● WRITTEN TASK
Check each line for the word "为提高我市居民口腔健康" and give how many have it. Say nothing else.

● MATERIAL FOR THIS TASK

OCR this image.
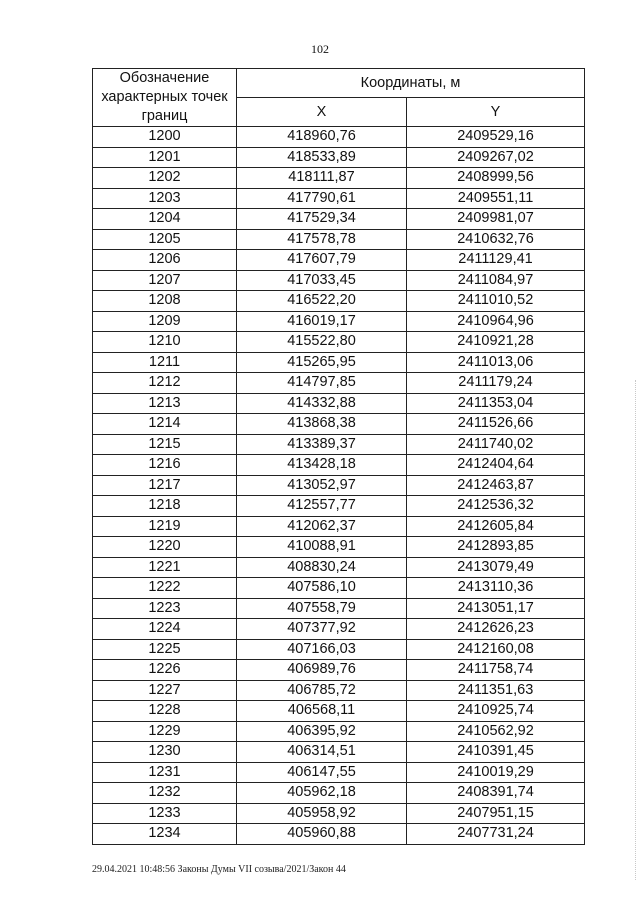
102
Обозначение характерных точек границ	Координаты, м	
	X	Y
1200	418960,76	2409529,16
1201	418533,89	2409267,02
1202	418111,87	2408999,56
1203	417790,61	2409551,11
1204	417529,34	2409981,07
1205	417578,78	2410632,76
1206	417607,79	2411129,41
1207	417033,45	2411084,97
1208	416522,20	2411010,52
1209	416019,17	2410964,96
1210	415522,80	2410921,28
1211	415265,95	2411013,06
1212	414797,85	2411179,24
1213	414332,88	2411353,04
1214	413868,38	2411526,66
1215	413389,37	2411740,02
1216	413428,18	2412404,64
1217	413052,97	2412463,87
1218	412557,77	2412536,32
1219	412062,37	2412605,84
1220	410088,91	2412893,85
1221	408830,24	2413079,49
1222	407586,10	2413110,36
1223	407558,79	2413051,17
1224	407377,92	2412626,23
1225	407166,03	2412160,08
1226	406989,76	2411758,74
1227	406785,72	2411351,63
1228	406568,11	2410925,74
1229	406395,92	2410562,92
1230	406314,51	2410391,45
1231	406147,55	2410019,29
1232	405962,18	2408391,74
1233	405958,92	2407951,15
1234	405960,88	2407731,24
29.04.2021 10:48:56 Законы Думы VII созыва/2021/Закон 44
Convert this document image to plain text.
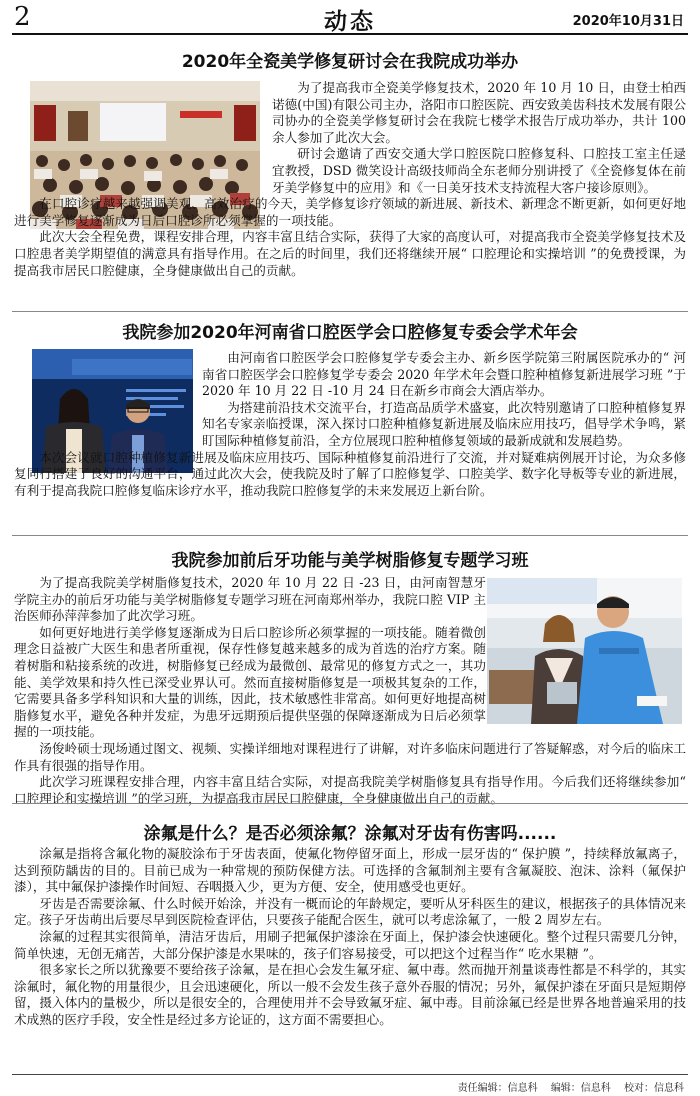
2	动态	2020年10月31日
2020年全瓷美学修复研讨会在我院成功举办

为了提高我市全瓷美学修复技术，2020 年 10 月 10 日，由登士柏西诺德(中国)有限公司主办，洛阳市口腔医院、西安致美齿科技术发展有限公司协办的全瓷美学修复研讨会在我院七楼学术报告厅成功举办，共计 100 余人参加了此次大会。

研讨会邀请了西安交通大学口腔医院口腔修复科、口腔技工室主任逯宜教授，DSD 微笑设计高级技师尚全东老师分别讲授了《全瓷修复体在前牙美学修复中的应用》和《一日美牙技术支持流程大客户接诊原则》。

在口腔诊疗越来越强调美观、高效治疗的今天，美学修复诊疗领域的新进展、新技术、新理念不断更新，如何更好地进行美学修复逐渐成为日后口腔诊所必须掌握的一项技能。

此次大会全程免费，课程安排合理，内容丰富且结合实际，获得了大家的高度认可，对提高我市全瓷美学修复技术及口腔患者美学期望值的满意具有指导作用。在之后的时间里，我们还将继续开展“ 口腔理论和实操培训 ”的免费授课，为提高我市居民口腔健康，全身健康做出自己的贡献。

我院参加2020年河南省口腔医学会口腔修复专委会学术年会

由河南省口腔医学会口腔修复学专委会主办、新乡医学院第三附属医院承办的“ 河南省口腔医学会口腔修复学专委会 2020 年学术年会暨口腔种植修复新进展学习班 ”于 2020 年 10 月 22 日 -10 月 24 日在新乡市商会大酒店举办。

为搭建前沿技术交流平台，打造高品质学术盛宴，此次特别邀请了口腔种植修复界知名专家亲临授课，深入探讨口腔种植修复新进展及临床应用技巧，倡导学术争鸣，紧盯国际种植修复前沿，全方位展现口腔种植修复领域的最新成就和发展趋势。

本次会议就口腔种植修复新进展及临床应用技巧、国际种植修复前沿进行了交流，并对疑难病例展开讨论，为众多修复同行搭建了良好的沟通平台，通过此次大会，使我院及时了解了口腔修复学、口腔美学、数字化导板等专业的新进展，有利于提高我院口腔修复临床诊疗水平，推动我院口腔修复学的未来发展迈上新台阶。

我院参加前后牙功能与美学树脂修复专题学习班

为了提高我院美学树脂修复技术，2020 年 10 月 22 日 -23 日，由河南智慧牙学院主办的前后牙功能与美学树脂修复专题学习班在河南郑州举办，我院口腔 VIP 主治医师孙萍萍参加了此次学习班。

如何更好地进行美学修复逐渐成为日后口腔诊所必须掌握的一项技能。随着微创理念日益被广大医生和患者所重视，保存性修复越来越多的成为首选的治疗方案。随着树脂和粘接系统的改进，树脂修复已经成为最微创、最常见的修复方式之一，其功能、美学效果和持久性已深受业界认可。然而直接树脂修复是一项极其复杂的工作，它需要具备多学科知识和大量的训练，因此，技术敏感性非常高。如何更好地提高树脂修复水平，避免各种并发症，为患牙远期预后提供坚强的保障逐渐成为日后必须掌握的一项技能。

汤俊岭硕士现场通过图文、视频、实操详细地对课程进行了讲解，对许多临床问题进行了答疑解惑，对今后的临床工作具有很强的指导作用。

此次学习班课程安排合理，内容丰富且结合实际，对提高我院美学树脂修复具有指导作用。今后我们还将继续参加“ 口腔理论和实操培训 ”的学习班，为提高我市居民口腔健康，全身健康做出自己的贡献。

涂氟是什么？是否必须涂氟？涂氟对牙齿有伤害吗......

涂氟是指将含氟化物的凝胶涂布于牙齿表面，使氟化物停留牙面上，形成一层牙齿的“ 保护膜 ”，持续释放氟离子，达到预防龋齿的目的。目前已成为一种常规的预防保健方法。可选择的含氟制剂主要有含氟凝胶、泡沫、涂料（氟保护漆），其中氟保护漆操作时间短、吞咽摄入少，更为方便、安全，使用感受也更好。

牙齿是否需要涂氟、什么时候开始涂，并没有一概而论的年龄规定，要听从牙科医生的建议，根据孩子的具体情况来定。孩子牙齿萌出后要尽早到医院检查评估，只要孩子能配合医生，就可以考虑涂氟了，一般 2 周岁左右。

涂氟的过程其实很简单，清洁牙齿后，用刷子把氟保护漆涂在牙面上，保护漆会快速硬化。整个过程只需要几分钟，简单快速，无创无痛苦，大部分保护漆是水果味的，孩子们容易接受，可以把这个过程当作“ 吃水果糖 ”。

很多家长之所以犹豫要不要给孩子涂氟，是在担心会发生氟牙症、氟中毒。然而抛开剂量谈毒性都是不科学的，其实涂氟时，氟化物的用量很少，且会迅速硬化，所以一般不会发生孩子意外吞服的情况；另外，氟保护漆在牙面只是短期停留，摄入体内的量极少，所以是很安全的，合理使用并不会导致氟牙症、氟中毒。目前涂氟已经是世界各地普遍采用的技术成熟的医疗手段，安全性是经过多方论证的，这方面不需要担心。

责任编辑：信息科 编辑：信息科 校对：信息科
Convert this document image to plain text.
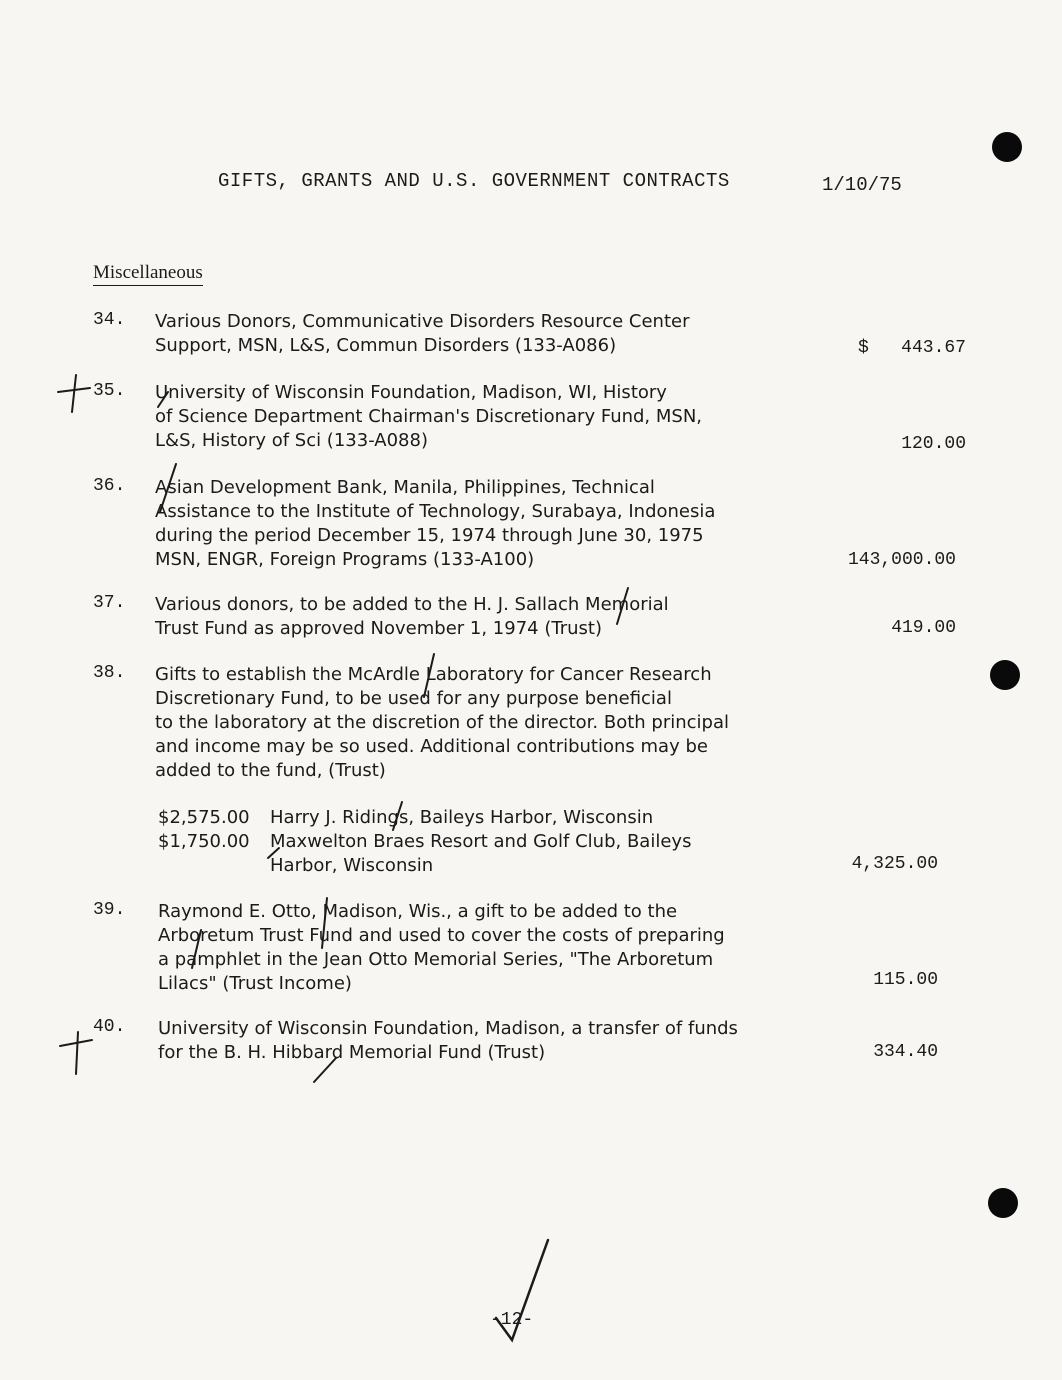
GIFTS, GRANTS AND U.S. GOVERNMENT CONTRACTS	1/10/75
Miscellaneous
34. Various Donors, Communicative Disorders Resource Center
Support, MSN, L&S, Commun Disorders (133-A086)	$   443.67
35. University of Wisconsin Foundation, Madison, WI, History
of Science Department Chairman's Discretionary Fund, MSN,
L&S, History of Sci (133-A088)	120.00
36. Asian Development Bank, Manila, Philippines, Technical
Assistance to the Institute of Technology, Surabaya, Indonesia
during the period December 15, 1974 through June 30, 1975
MSN, ENGR, Foreign Programs (133-A100)	143,000.00
37. Various donors, to be added to the H. J. Sallach Memorial
Trust Fund as approved November 1, 1974 (Trust)	419.00
38. Gifts to establish the McArdle Laboratory for Cancer Research
Discretionary Fund, to be used for any purpose beneficial
to the laboratory at the discretion of the director. Both principal
and income may be so used. Additional contributions may be
added to the fund, (Trust)
$2,575.00 Harry J. Ridings, Baileys Harbor, Wisconsin
$1,750.00 Maxwelton Braes Resort and Golf Club, Baileys
Harbor, Wisconsin	4,325.00
39. Raymond E. Otto, Madison, Wis., a gift to be added to the
Arboretum Trust Fund and used to cover the costs of preparing
a pamphlet in the Jean Otto Memorial Series, "The Arboretum
Lilacs" (Trust Income)	115.00
40. University of Wisconsin Foundation, Madison, a transfer of funds
for the B. H. Hibbard Memorial Fund (Trust)	334.40
-12-
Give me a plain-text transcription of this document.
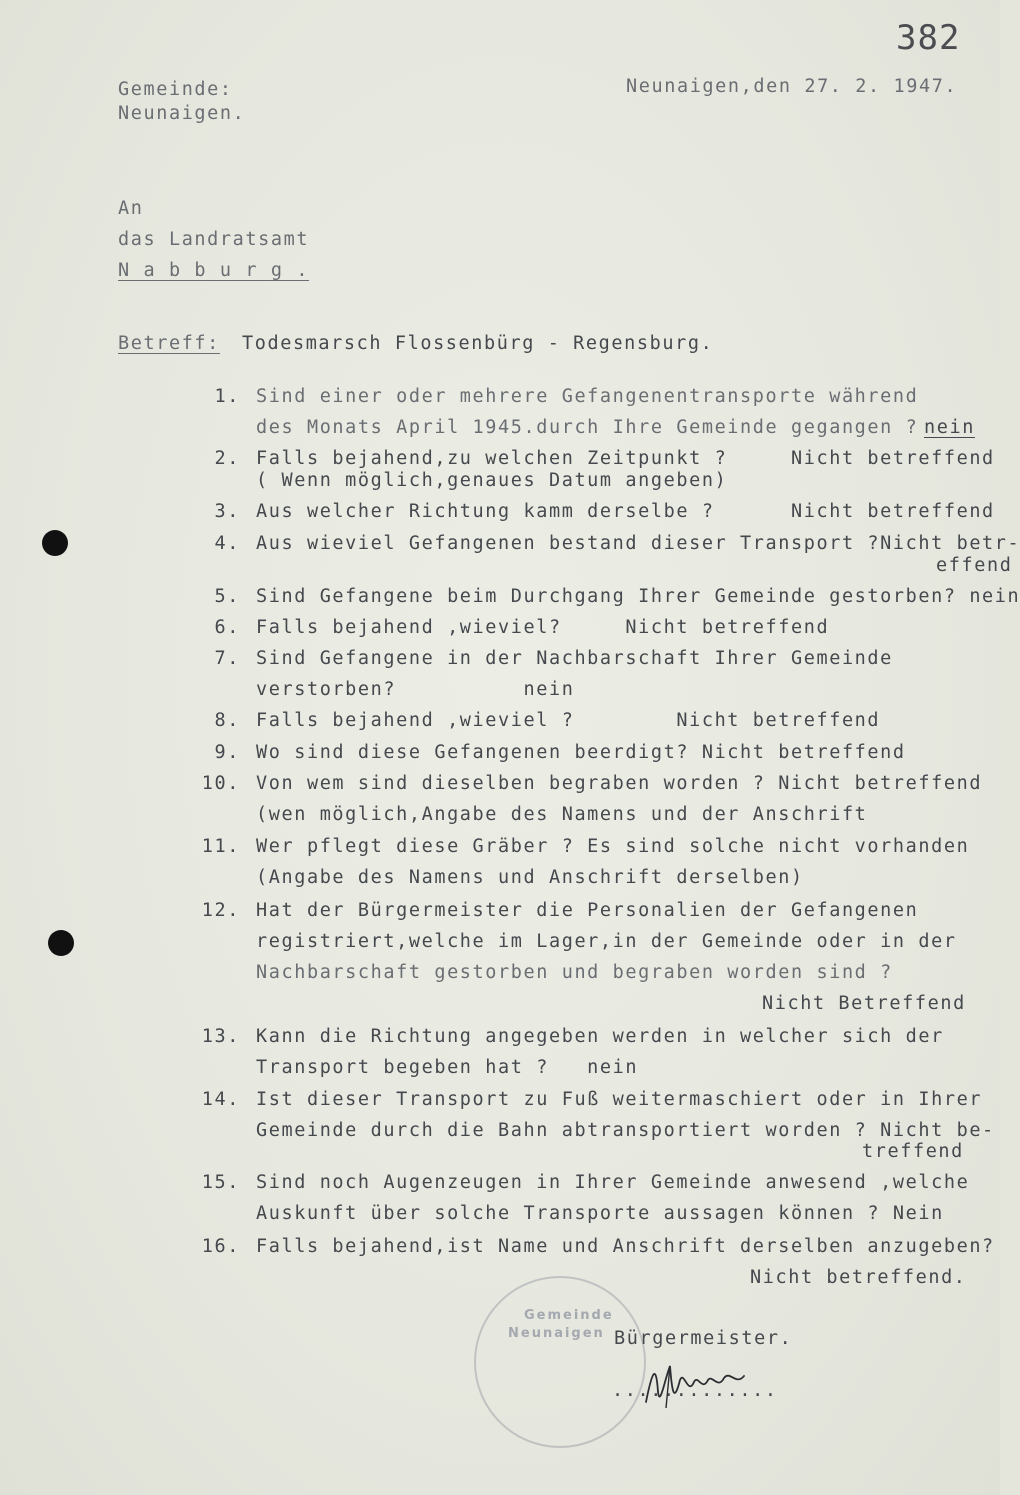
382
Gemeinde:
Neunaigen.
Neunaigen,den 27. 2. 1947.
An
das Landratsamt
N a b b u r g .
Betreff: Todesmarsch Flossenbürg - Regensburg.
1. Sind einer oder mehrere Gefangenentransporte während
des Monats April 1945.durch Ihre Gemeinde gegangen ? nein
2. Falls bejahend,zu welchen Zeitpunkt ?     Nicht betreffend
( Wenn möglich,genaues Datum angeben)
3. Aus welcher Richtung kamm derselbe ?      Nicht betreffend
4. Aus wieviel Gefangenen bestand dieser Transport ?Nicht betr-
effend
5. Sind Gefangene beim Durchgang Ihrer Gemeinde gestorben? nein
6. Falls bejahend ,wieviel?     Nicht betreffend
7. Sind Gefangene in der Nachbarschaft Ihrer Gemeinde
verstorben?          nein
8. Falls bejahend ,wieviel ?        Nicht betreffend
9. Wo sind diese Gefangenen beerdigt? Nicht betreffend
10. Von wem sind dieselben begraben worden ? Nicht betreffend
(wen möglich,Angabe des Namens und der Anschrift
11. Wer pflegt diese Gräber ? Es sind solche nicht vorhanden
(Angabe des Namens und Anschrift derselben)
12. Hat der Bürgermeister die Personalien der Gefangenen
registriert,welche im Lager,in der Gemeinde oder in der
Nachbarschaft gestorben und begraben worden sind ?
Nicht Betreffend
13. Kann die Richtung angegeben werden in welcher sich der
Transport begeben hat ?   nein
14. Ist dieser Transport zu Fuß weitermaschiert oder in Ihrer
Gemeinde durch die Bahn abtransportiert worden ? Nicht be-
treffend
15. Sind noch Augenzeugen in Ihrer Gemeinde anwesend ,welche
Auskunft über solche Transporte aussagen können ? Nein
16. Falls bejahend,ist Name und Anschrift derselben anzugeben?
Nicht betreffend.
Gemeinde
Neunaigen Bürgermeister.
.............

● TASK OUTPUT
2